-- Start of RECORDS FOR THIS TASK --

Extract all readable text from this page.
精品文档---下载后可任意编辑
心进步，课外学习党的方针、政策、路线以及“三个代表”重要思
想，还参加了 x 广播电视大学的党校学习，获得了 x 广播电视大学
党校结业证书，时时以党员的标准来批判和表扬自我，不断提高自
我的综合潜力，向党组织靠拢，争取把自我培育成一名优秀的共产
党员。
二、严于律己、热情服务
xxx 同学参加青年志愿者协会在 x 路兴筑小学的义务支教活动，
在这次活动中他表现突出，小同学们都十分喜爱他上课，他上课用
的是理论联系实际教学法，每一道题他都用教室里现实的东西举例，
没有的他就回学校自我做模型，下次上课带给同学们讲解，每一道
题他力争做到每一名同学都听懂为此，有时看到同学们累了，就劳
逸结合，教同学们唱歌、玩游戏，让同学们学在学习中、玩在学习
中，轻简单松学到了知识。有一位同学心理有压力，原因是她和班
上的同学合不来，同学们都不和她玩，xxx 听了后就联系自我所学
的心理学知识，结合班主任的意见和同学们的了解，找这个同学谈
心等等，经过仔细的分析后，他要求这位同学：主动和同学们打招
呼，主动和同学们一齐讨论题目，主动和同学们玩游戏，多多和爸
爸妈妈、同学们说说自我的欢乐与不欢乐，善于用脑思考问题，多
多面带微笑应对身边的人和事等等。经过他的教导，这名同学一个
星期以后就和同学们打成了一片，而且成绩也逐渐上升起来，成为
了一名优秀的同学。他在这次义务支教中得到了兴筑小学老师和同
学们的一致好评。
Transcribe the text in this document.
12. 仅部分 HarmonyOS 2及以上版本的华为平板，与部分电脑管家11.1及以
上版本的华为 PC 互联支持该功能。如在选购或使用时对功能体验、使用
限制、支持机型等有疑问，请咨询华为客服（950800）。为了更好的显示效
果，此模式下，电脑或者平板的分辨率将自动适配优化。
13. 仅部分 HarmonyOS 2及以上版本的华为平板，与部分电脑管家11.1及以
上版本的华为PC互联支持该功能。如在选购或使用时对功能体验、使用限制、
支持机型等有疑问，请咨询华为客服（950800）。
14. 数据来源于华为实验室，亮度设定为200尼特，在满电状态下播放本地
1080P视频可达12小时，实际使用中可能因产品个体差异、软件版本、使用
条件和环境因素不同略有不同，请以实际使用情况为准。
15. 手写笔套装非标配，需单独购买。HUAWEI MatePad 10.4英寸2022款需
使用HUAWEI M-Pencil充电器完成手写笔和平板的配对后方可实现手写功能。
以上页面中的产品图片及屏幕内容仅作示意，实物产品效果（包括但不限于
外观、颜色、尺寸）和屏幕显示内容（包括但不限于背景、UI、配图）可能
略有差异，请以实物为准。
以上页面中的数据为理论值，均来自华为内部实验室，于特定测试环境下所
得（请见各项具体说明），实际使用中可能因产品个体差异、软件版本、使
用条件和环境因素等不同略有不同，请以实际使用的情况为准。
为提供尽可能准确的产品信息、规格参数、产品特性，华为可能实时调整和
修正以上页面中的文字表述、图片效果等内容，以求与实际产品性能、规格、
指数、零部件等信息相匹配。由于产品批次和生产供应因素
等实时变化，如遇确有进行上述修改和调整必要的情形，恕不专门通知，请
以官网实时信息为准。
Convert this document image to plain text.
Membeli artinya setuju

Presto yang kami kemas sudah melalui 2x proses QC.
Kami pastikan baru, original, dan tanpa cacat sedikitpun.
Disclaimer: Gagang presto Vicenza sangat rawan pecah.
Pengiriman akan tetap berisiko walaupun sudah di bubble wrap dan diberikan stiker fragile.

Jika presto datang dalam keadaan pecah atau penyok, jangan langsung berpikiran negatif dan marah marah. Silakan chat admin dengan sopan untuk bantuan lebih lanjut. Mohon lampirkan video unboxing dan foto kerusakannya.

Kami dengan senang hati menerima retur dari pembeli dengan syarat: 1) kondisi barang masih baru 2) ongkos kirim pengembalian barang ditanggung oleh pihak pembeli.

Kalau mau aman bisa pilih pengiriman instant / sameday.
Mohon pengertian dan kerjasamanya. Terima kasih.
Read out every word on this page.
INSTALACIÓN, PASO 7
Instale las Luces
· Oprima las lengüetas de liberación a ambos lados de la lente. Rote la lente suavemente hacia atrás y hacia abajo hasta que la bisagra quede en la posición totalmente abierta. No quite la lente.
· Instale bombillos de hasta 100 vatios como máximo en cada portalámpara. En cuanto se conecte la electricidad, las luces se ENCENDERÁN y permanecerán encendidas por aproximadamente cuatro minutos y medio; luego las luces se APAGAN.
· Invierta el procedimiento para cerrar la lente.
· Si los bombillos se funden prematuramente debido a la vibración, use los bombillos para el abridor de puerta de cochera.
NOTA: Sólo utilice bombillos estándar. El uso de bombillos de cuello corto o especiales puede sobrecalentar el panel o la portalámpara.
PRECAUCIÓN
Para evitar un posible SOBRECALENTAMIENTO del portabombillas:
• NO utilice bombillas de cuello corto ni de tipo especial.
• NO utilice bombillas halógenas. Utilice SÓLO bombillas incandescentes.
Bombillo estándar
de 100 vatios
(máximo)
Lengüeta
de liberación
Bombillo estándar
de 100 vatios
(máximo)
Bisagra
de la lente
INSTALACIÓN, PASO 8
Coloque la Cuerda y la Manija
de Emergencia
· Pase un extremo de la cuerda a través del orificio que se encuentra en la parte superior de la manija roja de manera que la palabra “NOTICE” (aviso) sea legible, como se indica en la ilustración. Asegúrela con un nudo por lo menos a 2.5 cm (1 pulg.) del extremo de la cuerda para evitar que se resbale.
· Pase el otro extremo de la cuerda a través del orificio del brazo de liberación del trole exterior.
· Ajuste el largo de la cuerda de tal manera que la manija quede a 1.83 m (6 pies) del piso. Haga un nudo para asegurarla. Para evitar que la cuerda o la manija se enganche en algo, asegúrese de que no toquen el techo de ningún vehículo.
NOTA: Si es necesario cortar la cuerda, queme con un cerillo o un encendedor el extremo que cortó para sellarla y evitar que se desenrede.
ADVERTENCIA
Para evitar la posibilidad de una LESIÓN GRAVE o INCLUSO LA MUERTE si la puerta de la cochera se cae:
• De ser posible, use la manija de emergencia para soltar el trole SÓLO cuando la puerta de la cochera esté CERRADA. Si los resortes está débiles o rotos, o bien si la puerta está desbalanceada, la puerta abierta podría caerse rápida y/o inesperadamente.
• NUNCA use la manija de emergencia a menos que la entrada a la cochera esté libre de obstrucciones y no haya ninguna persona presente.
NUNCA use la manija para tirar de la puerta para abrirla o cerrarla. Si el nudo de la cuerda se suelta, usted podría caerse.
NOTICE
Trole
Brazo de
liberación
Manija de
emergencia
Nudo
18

-- End of RECORDS FOR THIS TASK --

**TO BE DONE:**
Of the lines in this data, how many contain "orificio"? Reply with only the number.

**RESPONSE:**
2